● PROBLEM TO SOLVE
Print the listing that follows, character for character.

● EXERCISE MATERIAL
---------------
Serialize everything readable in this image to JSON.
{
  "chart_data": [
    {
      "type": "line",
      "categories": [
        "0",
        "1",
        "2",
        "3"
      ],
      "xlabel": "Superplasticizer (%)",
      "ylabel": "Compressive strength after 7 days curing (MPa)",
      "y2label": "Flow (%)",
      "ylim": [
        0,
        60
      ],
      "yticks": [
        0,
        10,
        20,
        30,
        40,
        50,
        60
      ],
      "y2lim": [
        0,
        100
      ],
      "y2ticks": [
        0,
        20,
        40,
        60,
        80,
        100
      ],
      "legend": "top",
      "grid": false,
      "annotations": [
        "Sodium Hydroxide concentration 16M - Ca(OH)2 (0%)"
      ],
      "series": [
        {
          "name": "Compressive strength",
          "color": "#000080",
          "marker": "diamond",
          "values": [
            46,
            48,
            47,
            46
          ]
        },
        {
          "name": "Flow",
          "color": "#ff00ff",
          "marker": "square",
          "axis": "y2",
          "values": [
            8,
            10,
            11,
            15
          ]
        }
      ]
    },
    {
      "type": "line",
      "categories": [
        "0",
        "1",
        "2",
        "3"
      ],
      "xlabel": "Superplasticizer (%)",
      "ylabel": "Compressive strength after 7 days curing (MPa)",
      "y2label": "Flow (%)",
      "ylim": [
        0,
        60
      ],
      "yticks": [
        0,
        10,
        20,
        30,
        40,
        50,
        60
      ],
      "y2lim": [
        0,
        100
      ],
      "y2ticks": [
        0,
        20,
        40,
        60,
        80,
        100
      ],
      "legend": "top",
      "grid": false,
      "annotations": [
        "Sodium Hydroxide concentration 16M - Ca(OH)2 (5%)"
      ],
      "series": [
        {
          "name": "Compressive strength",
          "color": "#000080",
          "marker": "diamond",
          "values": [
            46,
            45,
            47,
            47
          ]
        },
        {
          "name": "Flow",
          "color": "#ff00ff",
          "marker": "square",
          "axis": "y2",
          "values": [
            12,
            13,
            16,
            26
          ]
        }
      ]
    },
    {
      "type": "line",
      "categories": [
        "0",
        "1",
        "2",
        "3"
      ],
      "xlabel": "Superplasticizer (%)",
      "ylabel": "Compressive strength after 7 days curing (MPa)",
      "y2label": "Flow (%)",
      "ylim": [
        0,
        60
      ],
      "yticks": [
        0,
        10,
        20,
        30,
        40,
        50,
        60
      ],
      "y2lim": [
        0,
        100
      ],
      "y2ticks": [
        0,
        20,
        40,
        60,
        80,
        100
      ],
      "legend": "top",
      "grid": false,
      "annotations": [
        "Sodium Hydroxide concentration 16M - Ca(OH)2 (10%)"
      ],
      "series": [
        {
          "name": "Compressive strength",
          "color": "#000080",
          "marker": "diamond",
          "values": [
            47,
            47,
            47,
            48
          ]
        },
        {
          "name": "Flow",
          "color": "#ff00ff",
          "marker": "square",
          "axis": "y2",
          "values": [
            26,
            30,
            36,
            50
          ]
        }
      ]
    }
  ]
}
---------------
● SOLUTION FOR THIS TASK
Serialize everything readable in this image to JSON.
{
  "chart_data": [
    {
      "type": "line",
      "categories": [
        "0",
        "1",
        "2",
        "3"
      ],
      "xlabel": "Superplasticizer (%)",
      "ylabel": "Compressive strength after 7 days curing (MPa)",
      "y2label": "Flow (%)",
      "ylim": [
        0,
        60
      ],
      "yticks": [
        0,
        10,
        20,
        30,
        40,
        50,
        60
      ],
      "y2lim": [
        0,
        100
      ],
      "y2ticks": [
        0,
        20,
        40,
        60,
        80,
        100
      ],
      "legend": "top",
      "grid": false,
      "annotations": [
        "Sodium Hydroxide concentration 16M - Ca(OH)2 (0%)"
      ],
      "series": [
        {
          "name": "Compressive strength",
          "color": "#000080",
          "marker": "diamond",
          "values": [
            46,
            48,
            47,
            46
          ]
        },
        {
          "name": "Flow",
          "color": "#ff00ff",
          "marker": "square",
          "axis": "y2",
          "values": [
            8,
            10,
            11,
            15
          ]
        }
      ]
    },
    {
      "type": "line",
      "categories": [
        "0",
        "1",
        "2",
        "3"
      ],
      "xlabel": "Superplasticizer (%)",
      "ylabel": "Compressive strength after 7 days curing (MPa)",
      "y2label": "Flow (%)",
      "ylim": [
        0,
        60
      ],
      "yticks": [
        0,
        10,
        20,
        30,
        40,
        50,
        60
      ],
      "y2lim": [
        0,
        100
      ],
      "y2ticks": [
        0,
        20,
        40,
        60,
        80,
        100
      ],
      "legend": "top",
      "grid": false,
      "annotations": [
        "Sodium Hydroxide concentration 16M - Ca(OH)2 (5%)"
      ],
      "series": [
        {
          "name": "Compressive strength",
          "color": "#000080",
          "marker": "diamond",
          "values": [
            46,
            45,
            47,
            47
          ]
        },
        {
          "name": "Flow",
          "color": "#ff00ff",
          "marker": "square",
          "axis": "y2",
          "values": [
            12,
            13,
            16,
            26
          ]
        }
      ]
    },
    {
      "type": "line",
      "categories": [
        "0",
        "1",
        "2",
        "3"
      ],
      "xlabel": "Superplasticizer (%)",
      "ylabel": "Compressive strength after 7 days curing (MPa)",
      "y2label": "Flow (%)",
      "ylim": [
        0,
        60
      ],
      "yticks": [
        0,
        10,
        20,
        30,
        40,
        50,
        60
      ],
      "y2lim": [
        0,
        100
      ],
      "y2ticks": [
        0,
        20,
        40,
        60,
        80,
        100
      ],
      "legend": "top",
      "grid": false,
      "annotations": [
        "Sodium Hydroxide concentration 16M - Ca(OH)2 (10%)"
      ],
      "series": [
        {
          "name": "Compressive strength",
          "color": "#000080",
          "marker": "diamond",
          "values": [
            47,
            47,
            47,
            48
          ]
        },
        {
          "name": "Flow",
          "color": "#ff00ff",
          "marker": "square",
          "axis": "y2",
          "values": [
            26,
            30,
            36,
            50
          ]
        }
      ]
    }
  ]
}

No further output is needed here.